**Exercise goal**
Look through the data below and count each line where the word "meters" appears. Reply with the count alone.

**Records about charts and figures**
※
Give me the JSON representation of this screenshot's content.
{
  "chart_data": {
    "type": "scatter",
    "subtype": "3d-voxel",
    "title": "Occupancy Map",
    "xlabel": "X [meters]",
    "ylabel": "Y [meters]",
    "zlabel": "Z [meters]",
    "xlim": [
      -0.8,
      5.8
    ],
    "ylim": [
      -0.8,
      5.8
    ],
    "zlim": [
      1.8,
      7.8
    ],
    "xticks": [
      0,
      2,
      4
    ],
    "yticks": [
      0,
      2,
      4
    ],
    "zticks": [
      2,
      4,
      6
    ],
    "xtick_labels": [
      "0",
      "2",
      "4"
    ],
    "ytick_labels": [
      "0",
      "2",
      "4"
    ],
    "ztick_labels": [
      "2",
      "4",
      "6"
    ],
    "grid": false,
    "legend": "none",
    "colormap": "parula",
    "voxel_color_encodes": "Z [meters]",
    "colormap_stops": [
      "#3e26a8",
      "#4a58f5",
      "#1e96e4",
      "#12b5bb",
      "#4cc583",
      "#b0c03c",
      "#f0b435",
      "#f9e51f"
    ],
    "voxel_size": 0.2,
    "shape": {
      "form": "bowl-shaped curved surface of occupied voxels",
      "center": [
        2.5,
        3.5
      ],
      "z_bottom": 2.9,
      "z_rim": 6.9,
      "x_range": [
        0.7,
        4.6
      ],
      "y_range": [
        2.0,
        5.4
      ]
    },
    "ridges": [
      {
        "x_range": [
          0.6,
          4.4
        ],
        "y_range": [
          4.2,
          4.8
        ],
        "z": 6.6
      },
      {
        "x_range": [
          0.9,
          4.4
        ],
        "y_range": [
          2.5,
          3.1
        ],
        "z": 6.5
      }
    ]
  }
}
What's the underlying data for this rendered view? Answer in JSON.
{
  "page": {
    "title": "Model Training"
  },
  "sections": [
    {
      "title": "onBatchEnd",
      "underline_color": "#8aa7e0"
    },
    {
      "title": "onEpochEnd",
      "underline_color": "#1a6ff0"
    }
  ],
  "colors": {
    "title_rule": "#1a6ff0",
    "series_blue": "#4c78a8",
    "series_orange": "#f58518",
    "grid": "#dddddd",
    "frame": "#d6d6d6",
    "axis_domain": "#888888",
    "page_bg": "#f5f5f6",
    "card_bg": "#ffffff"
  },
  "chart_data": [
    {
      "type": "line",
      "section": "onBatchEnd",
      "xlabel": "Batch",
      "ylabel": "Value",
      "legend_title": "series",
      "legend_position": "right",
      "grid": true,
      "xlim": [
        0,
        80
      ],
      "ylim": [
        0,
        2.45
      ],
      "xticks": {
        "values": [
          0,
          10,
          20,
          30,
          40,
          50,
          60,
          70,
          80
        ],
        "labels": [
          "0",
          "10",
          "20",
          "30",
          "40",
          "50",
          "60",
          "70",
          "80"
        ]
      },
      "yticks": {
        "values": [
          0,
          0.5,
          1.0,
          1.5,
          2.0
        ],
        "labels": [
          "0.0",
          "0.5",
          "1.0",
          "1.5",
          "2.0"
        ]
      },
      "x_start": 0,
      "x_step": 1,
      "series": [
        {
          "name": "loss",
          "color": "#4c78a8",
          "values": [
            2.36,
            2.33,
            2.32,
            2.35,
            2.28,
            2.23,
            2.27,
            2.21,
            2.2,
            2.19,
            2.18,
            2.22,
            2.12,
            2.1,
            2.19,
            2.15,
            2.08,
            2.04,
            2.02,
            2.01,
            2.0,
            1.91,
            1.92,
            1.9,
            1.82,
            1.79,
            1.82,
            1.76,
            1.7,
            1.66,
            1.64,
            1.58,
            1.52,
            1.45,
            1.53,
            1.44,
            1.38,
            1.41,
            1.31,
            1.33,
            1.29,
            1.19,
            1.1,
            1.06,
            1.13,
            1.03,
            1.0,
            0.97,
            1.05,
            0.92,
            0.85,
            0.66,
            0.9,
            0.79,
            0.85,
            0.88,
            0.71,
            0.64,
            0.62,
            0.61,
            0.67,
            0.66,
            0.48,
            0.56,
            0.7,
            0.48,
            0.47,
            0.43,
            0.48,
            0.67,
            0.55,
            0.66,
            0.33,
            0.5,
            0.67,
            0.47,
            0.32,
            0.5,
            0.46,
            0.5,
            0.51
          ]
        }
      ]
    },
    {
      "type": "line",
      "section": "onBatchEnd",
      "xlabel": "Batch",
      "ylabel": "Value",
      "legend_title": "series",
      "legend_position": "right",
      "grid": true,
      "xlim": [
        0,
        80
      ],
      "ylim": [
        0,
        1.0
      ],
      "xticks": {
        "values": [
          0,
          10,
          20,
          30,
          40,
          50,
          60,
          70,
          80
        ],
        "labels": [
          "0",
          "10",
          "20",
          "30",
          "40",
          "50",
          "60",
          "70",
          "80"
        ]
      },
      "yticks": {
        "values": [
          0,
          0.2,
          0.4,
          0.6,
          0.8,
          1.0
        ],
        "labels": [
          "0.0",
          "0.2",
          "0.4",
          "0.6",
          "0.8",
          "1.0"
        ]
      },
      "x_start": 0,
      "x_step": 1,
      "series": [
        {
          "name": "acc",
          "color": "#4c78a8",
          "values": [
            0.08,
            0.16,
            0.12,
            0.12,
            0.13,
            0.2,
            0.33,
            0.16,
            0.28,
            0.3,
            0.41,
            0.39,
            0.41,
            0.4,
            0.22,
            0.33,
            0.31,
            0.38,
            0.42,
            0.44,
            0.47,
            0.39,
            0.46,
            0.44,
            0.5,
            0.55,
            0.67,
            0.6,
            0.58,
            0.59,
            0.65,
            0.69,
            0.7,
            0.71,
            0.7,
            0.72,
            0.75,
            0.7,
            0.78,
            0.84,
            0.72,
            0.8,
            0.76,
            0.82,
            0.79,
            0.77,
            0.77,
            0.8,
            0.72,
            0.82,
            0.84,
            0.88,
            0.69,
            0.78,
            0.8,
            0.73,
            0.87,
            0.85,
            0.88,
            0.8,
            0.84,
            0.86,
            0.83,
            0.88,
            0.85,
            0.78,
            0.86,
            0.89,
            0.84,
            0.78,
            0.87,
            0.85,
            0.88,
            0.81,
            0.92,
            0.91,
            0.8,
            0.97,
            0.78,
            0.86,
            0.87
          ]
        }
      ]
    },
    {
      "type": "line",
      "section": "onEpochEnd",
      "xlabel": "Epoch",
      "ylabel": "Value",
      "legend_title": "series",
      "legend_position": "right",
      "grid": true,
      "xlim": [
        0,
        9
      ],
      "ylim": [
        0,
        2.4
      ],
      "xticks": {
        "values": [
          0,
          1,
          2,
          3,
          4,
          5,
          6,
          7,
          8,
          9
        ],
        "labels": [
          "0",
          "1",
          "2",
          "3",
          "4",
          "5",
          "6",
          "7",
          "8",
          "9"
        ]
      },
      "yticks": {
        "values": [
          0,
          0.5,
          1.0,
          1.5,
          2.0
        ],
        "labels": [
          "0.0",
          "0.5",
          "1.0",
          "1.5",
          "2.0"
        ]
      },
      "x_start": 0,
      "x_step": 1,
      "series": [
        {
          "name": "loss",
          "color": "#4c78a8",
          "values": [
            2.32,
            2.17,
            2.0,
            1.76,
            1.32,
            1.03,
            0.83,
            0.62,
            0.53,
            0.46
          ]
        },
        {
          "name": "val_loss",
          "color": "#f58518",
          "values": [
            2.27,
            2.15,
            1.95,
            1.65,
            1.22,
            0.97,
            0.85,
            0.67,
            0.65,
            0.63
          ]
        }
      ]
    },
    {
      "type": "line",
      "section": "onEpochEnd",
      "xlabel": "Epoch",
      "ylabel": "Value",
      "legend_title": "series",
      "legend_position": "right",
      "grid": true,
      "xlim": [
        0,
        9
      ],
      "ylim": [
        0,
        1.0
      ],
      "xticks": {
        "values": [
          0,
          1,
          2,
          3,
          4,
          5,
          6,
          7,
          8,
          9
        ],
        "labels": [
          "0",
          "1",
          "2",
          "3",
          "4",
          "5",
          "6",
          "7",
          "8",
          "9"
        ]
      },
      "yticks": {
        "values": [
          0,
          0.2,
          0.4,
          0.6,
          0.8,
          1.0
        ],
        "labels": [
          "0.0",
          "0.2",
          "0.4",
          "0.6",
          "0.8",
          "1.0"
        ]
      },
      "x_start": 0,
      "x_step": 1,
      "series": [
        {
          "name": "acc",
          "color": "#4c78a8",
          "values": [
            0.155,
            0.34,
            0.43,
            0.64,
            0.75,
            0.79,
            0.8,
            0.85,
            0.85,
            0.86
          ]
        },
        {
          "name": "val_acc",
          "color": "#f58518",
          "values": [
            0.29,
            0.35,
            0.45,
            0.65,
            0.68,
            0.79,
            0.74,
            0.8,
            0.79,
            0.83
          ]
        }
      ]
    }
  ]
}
※
**Correct result**
4